>> Begin

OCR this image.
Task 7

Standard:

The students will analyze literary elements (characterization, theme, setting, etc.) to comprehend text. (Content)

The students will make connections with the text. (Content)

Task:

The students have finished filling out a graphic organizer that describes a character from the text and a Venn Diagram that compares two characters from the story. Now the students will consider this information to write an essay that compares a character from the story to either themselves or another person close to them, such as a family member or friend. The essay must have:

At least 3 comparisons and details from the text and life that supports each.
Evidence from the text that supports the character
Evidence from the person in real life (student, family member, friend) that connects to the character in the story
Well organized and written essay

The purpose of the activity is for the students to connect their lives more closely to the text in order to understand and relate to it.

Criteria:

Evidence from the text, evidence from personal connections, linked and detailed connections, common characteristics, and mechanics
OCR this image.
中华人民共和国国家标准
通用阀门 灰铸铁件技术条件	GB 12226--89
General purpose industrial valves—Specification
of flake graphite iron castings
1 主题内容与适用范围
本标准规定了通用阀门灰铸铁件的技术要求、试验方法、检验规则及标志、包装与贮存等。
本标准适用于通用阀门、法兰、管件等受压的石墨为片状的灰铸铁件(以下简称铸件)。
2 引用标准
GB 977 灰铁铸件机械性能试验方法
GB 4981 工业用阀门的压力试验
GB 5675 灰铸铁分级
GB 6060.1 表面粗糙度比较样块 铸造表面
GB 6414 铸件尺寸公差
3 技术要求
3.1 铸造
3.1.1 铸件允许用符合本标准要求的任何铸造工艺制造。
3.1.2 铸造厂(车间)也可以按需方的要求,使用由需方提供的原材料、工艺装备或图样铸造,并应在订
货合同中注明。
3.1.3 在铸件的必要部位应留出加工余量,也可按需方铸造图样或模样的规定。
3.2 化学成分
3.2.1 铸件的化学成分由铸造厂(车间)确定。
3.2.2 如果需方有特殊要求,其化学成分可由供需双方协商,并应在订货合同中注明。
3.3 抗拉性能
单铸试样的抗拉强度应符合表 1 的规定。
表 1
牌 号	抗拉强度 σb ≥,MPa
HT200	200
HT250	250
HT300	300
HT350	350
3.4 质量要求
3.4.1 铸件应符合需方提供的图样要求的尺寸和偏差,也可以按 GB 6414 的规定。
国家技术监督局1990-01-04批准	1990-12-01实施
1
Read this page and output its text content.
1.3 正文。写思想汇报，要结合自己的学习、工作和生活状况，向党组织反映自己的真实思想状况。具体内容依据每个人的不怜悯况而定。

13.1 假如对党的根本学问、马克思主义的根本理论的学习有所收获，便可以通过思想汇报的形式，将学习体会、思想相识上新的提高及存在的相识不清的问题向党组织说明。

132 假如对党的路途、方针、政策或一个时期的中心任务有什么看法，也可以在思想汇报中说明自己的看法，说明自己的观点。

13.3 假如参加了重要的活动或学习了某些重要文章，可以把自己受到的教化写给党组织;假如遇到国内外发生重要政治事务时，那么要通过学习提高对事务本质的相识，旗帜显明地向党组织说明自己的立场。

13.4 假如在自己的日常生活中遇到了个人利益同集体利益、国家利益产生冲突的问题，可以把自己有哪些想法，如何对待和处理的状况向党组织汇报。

>> End

● **Prompt**: Scan the material line by line and report each one that contains "life".

● **Full output**:
At least 3 comparisons and details from the text and life that supports each.
Evidence from the person in real life (student, family member, friend) that connects to the character in the story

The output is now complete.